Identify the lines that contain the string "JSON", then copy each of them.

◆ **Records from a data source**
= = = =

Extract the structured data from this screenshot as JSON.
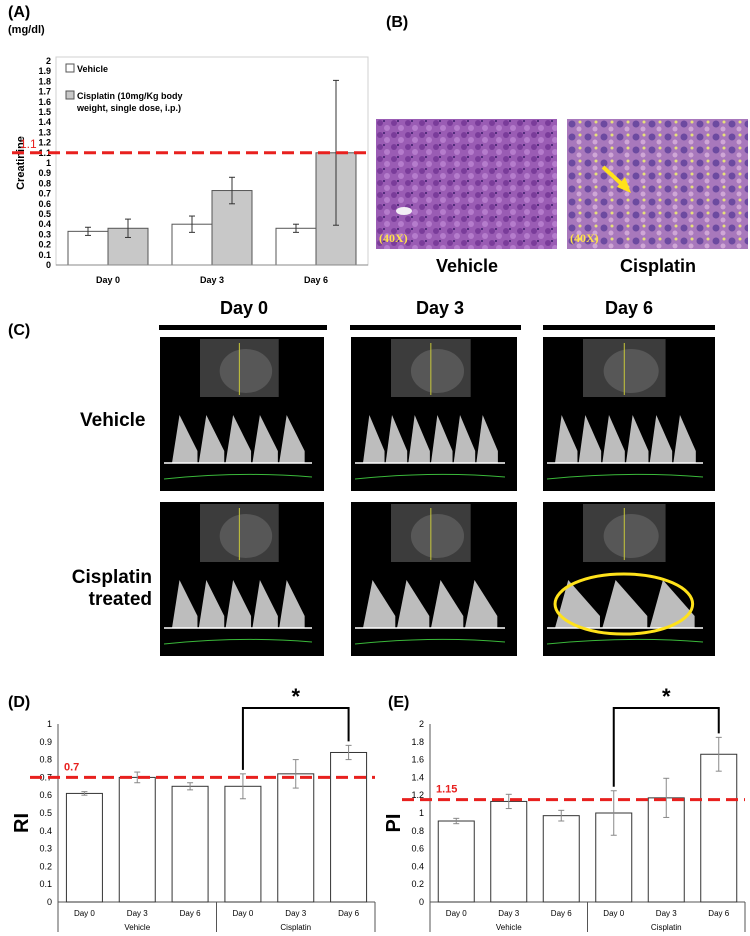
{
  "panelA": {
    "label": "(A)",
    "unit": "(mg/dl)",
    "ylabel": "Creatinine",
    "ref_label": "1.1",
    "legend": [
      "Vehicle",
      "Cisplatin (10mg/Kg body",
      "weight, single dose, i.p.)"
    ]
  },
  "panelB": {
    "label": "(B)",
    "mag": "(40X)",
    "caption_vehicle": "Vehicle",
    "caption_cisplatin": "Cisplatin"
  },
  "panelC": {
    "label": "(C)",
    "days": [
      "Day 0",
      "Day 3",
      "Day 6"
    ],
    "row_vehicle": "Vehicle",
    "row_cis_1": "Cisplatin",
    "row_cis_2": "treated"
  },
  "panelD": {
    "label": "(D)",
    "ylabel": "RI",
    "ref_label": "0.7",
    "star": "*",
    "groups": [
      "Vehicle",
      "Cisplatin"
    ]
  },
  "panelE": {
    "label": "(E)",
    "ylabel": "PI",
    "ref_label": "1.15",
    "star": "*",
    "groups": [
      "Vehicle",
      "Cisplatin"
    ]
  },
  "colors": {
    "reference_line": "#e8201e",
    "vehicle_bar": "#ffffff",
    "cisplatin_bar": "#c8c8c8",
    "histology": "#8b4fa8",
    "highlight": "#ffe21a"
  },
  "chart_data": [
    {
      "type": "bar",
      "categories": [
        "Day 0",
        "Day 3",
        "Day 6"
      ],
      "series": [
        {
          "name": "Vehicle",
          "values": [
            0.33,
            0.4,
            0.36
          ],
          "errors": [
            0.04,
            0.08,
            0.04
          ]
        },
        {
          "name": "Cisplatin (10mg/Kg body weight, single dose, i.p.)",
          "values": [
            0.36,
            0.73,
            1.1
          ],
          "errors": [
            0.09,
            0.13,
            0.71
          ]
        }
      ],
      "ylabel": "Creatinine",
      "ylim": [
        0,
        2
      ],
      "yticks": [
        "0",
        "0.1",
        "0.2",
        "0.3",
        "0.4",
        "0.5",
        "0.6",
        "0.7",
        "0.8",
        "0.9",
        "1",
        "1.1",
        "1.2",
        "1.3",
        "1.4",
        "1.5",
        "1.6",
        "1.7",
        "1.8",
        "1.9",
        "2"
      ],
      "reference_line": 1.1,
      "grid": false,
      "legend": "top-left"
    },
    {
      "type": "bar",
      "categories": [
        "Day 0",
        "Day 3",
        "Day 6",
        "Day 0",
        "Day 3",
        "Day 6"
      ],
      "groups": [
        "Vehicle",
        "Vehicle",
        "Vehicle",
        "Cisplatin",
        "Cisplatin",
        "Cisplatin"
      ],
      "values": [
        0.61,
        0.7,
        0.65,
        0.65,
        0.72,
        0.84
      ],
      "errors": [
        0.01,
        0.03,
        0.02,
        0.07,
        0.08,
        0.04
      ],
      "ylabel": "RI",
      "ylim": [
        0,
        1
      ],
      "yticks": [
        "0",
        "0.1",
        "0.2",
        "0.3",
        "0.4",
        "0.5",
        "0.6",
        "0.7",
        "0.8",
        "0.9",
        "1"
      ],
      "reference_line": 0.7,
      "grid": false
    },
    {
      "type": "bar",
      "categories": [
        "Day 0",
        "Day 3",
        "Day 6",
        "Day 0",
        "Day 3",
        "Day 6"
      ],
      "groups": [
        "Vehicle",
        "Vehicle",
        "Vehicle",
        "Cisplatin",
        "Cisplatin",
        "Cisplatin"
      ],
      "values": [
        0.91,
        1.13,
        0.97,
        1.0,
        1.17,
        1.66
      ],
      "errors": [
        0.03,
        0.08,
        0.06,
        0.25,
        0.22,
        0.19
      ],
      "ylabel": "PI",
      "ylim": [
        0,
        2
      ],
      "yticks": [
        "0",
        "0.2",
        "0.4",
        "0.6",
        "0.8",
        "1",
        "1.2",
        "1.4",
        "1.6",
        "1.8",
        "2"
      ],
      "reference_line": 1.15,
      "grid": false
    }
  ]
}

= = = =

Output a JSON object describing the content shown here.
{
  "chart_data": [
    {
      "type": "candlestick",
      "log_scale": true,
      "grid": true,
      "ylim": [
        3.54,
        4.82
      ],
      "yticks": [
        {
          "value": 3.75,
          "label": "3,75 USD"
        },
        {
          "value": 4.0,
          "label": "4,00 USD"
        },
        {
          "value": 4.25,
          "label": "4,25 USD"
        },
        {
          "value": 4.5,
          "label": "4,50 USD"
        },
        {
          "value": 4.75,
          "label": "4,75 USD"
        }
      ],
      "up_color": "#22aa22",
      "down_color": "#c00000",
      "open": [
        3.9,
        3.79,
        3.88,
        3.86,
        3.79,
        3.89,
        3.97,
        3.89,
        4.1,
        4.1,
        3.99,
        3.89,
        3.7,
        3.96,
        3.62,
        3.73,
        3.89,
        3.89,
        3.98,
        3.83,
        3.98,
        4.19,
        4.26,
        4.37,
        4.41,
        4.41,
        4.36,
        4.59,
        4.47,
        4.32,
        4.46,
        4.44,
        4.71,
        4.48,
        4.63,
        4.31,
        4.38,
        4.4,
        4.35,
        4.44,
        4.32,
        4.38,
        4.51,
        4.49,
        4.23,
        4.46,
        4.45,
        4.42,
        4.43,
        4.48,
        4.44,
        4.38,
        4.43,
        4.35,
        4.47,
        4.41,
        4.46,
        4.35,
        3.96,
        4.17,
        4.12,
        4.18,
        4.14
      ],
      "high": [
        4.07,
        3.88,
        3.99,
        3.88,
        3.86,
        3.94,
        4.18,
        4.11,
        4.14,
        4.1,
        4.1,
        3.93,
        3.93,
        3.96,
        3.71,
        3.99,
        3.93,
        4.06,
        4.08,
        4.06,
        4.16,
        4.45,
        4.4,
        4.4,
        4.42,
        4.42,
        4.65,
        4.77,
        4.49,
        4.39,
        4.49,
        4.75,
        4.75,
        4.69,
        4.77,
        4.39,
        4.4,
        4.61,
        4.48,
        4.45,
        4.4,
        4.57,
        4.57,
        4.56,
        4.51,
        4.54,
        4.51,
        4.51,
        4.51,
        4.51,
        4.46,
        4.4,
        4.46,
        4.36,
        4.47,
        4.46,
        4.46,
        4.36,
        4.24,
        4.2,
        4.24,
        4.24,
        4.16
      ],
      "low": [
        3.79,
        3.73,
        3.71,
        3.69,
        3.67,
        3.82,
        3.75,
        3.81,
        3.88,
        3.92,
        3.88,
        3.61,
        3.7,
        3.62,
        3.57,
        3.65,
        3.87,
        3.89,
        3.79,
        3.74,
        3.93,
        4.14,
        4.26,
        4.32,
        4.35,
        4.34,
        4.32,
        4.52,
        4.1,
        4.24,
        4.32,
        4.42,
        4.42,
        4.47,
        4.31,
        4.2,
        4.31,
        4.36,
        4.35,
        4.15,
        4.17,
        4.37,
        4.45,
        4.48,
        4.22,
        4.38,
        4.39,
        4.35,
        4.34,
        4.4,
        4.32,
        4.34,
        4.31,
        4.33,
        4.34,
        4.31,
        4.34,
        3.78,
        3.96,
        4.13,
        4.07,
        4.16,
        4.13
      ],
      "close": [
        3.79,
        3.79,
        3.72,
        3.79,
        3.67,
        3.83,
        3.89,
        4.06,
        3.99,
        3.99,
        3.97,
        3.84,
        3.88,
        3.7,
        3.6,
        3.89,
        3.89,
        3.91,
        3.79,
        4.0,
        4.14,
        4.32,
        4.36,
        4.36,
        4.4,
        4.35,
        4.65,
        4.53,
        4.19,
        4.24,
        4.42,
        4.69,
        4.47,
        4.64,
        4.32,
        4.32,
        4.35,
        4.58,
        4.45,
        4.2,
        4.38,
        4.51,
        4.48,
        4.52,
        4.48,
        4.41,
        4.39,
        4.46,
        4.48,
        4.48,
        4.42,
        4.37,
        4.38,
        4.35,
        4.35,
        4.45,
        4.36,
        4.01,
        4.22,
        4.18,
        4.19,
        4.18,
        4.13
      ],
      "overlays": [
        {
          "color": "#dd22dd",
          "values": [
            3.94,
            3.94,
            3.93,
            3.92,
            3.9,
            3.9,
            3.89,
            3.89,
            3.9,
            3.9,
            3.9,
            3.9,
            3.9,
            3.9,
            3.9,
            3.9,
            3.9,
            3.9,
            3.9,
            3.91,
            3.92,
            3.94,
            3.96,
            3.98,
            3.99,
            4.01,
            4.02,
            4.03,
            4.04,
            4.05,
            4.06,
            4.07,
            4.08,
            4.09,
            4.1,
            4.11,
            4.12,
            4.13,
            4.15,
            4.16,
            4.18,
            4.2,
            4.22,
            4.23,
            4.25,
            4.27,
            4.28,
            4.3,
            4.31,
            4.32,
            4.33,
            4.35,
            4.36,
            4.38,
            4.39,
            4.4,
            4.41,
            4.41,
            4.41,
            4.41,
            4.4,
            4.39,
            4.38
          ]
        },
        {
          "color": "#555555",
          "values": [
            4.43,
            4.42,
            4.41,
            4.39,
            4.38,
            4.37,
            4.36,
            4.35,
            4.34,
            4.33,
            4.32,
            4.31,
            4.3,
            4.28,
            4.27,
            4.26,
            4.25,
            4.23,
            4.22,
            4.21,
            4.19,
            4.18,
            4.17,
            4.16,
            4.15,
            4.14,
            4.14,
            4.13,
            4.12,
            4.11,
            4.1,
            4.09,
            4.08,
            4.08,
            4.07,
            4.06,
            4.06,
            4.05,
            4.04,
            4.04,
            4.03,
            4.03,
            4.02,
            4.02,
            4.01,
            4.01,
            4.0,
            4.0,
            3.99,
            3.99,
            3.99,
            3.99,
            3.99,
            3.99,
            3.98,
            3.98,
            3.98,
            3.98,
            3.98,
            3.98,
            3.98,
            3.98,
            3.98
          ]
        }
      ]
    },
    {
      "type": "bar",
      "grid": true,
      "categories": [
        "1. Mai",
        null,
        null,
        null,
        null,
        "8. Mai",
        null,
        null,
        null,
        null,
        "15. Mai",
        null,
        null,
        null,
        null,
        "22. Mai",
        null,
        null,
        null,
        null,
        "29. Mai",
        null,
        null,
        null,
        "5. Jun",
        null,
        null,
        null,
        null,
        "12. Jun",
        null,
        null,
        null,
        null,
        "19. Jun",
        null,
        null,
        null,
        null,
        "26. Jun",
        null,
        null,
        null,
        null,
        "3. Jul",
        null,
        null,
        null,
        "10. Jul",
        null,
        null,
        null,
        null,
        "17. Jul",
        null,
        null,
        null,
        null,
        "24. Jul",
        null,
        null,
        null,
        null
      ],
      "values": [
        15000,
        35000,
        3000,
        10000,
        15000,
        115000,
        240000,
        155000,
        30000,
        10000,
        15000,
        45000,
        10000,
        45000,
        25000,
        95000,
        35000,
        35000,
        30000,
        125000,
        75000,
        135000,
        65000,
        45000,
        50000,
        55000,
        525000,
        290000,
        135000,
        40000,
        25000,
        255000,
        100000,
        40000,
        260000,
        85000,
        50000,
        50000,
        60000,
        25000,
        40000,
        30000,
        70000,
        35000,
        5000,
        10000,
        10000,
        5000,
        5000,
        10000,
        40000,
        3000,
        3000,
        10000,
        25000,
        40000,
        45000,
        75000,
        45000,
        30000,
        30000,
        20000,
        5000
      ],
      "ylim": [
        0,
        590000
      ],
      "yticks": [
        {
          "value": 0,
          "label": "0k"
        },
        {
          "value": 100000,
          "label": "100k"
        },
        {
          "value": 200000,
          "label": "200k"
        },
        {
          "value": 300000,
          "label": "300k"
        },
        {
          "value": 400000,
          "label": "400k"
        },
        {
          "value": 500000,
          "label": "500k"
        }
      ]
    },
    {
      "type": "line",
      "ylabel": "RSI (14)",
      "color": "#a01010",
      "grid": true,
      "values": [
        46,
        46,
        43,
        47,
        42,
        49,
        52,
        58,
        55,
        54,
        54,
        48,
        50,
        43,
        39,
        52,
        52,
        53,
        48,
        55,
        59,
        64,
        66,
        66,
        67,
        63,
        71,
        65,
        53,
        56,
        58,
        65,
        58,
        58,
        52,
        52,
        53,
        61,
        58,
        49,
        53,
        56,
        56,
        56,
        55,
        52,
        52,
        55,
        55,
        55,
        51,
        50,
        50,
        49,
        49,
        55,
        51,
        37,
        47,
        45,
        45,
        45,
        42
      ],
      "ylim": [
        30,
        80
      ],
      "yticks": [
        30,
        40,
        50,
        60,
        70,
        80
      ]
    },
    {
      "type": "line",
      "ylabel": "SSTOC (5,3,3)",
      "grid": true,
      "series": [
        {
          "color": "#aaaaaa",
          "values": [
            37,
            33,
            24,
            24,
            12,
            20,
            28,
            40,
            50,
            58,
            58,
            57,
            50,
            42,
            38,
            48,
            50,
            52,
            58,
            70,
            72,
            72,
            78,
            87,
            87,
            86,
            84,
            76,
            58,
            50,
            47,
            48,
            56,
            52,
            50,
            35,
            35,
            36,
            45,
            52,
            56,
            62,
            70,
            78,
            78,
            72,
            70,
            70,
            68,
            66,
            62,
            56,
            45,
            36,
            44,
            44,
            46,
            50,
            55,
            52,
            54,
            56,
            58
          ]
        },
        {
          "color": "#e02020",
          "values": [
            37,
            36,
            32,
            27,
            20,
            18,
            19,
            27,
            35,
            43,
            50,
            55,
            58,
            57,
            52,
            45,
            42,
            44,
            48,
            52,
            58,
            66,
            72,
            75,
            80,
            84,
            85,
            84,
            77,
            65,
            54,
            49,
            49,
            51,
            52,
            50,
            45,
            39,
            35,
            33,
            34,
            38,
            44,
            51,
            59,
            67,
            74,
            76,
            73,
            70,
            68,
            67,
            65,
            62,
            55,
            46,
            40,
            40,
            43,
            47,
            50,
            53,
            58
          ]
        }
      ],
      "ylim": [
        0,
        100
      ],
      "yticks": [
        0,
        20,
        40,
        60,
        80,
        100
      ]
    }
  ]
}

= = = =

◆ **EXPECTED ANSWER**
Extract the structured data from this screenshot as JSON.
Output a JSON object describing the content shown here.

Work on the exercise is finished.